**Text extract**
These laws did not come from Parliament at Westminster,  but from the Irish 
House of Commons,  who were afraid Westminster would dilute them, as they 
were contrary to the terms of surrender granted to the followers of King James  II.

   

Those articles promised Catholics could exercise their  own  religion.  The Penal 
Laws were to destroy the last remnants of the Catholic landed gentry.
  This is an abstract from the Bill of 1704:

"Wher as  it  is  notoriously known that the late rebellions in this kingdom have 
been contrived,  promoted and carried on by Popish archbishops, bishops, Jesuits  and other ecclesiastical persons of the Romish clergy,  and forasmuch as the peace and publick safety of the kingdom is  in  danger,  by  the  great number  of  the  said  archbishops  which,  not  only endeavor to withdraw His Majesty's subjects from their obedience, but do daily stir up and move sedition and rebellion...

[Box coordinate listings]
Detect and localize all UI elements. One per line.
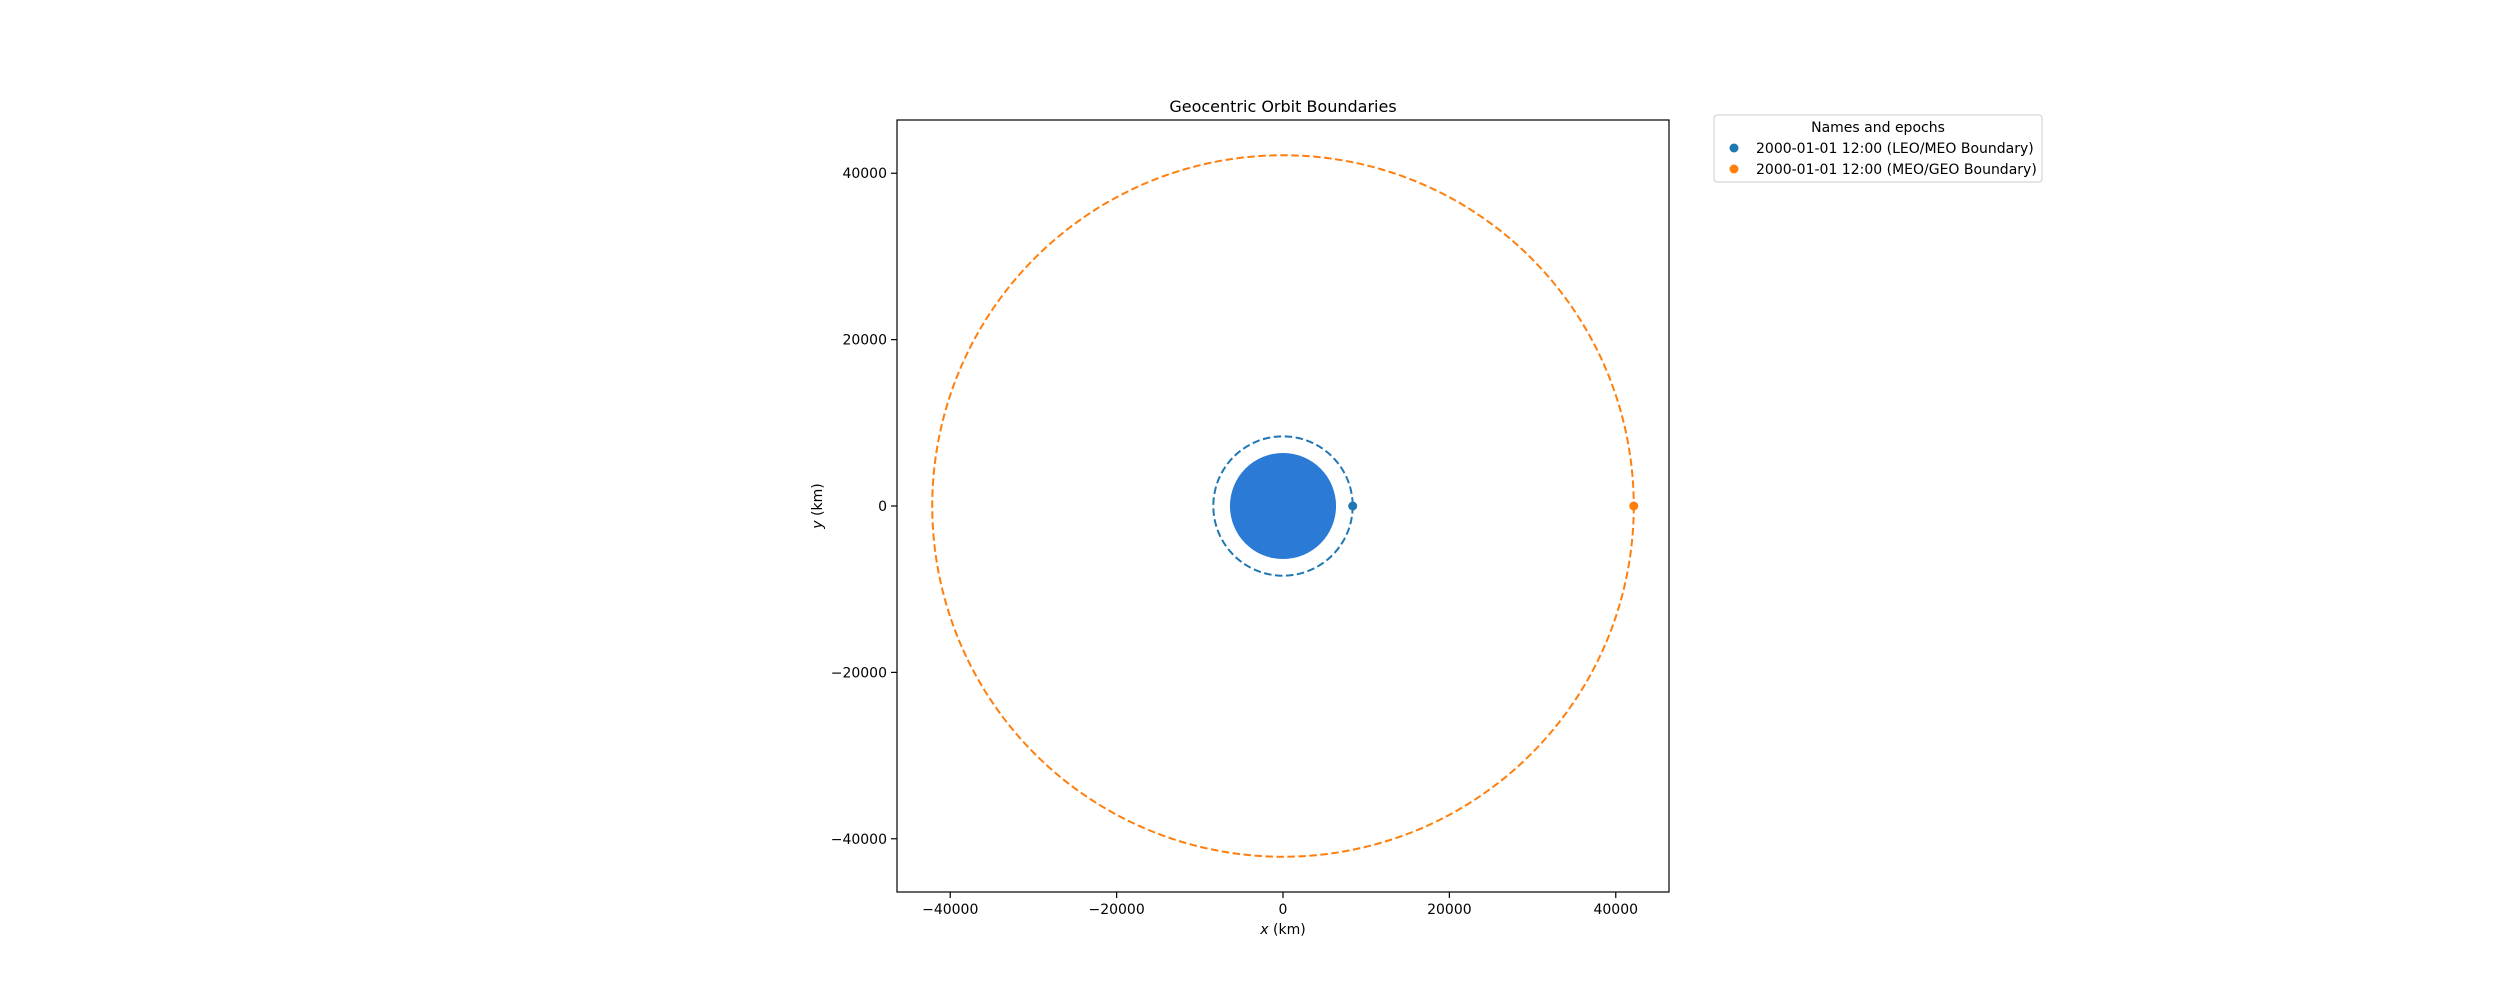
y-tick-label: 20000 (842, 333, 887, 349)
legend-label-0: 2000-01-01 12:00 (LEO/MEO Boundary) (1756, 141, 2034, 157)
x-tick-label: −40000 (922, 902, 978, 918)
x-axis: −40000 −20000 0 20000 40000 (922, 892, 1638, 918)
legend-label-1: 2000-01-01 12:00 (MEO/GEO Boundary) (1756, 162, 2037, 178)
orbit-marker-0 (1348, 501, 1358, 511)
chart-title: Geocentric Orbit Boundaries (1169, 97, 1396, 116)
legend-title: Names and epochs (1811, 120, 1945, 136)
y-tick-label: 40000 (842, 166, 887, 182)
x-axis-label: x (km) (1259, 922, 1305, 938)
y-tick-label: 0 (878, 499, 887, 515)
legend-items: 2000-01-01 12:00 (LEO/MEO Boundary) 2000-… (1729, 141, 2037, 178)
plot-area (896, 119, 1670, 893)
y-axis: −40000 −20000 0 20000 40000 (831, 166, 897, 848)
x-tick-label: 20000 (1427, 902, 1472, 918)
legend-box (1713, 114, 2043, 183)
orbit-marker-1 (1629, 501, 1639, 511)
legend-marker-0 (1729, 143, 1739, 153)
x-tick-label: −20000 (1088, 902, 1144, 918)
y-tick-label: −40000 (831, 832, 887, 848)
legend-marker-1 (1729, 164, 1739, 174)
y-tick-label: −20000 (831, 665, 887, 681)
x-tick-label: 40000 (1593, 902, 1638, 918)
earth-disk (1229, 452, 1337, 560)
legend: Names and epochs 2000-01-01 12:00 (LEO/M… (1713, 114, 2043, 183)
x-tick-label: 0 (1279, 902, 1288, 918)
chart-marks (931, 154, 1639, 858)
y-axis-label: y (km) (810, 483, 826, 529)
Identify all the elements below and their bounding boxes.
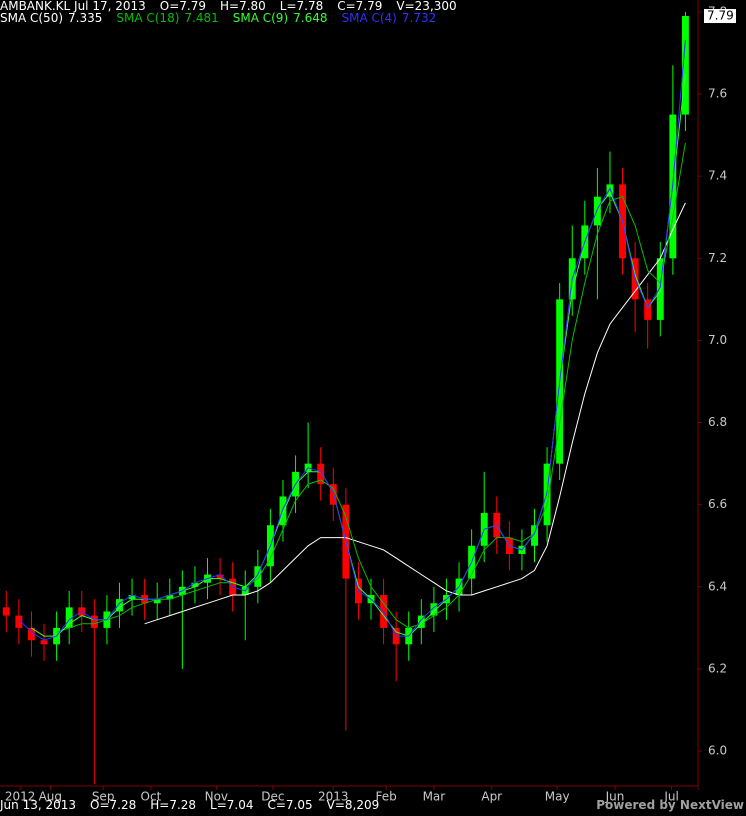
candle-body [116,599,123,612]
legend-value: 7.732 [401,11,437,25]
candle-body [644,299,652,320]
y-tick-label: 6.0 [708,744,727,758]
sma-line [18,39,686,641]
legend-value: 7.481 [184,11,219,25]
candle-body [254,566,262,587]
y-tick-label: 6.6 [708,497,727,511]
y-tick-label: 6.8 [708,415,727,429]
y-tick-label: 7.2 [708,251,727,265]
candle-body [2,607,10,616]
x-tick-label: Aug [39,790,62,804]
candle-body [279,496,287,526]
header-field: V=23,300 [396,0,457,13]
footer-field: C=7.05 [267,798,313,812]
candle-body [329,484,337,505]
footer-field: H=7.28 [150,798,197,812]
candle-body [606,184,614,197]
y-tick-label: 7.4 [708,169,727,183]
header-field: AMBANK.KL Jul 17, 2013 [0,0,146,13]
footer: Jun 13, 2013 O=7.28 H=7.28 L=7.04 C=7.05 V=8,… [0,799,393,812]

**Given request**
In the passage on the Penal Laws, which body passed these laws? Answer from the passage on the Penal Laws alone, not from the lines.

**The solution**
The Irish House of Commons passed them, not Parliament at Westminster.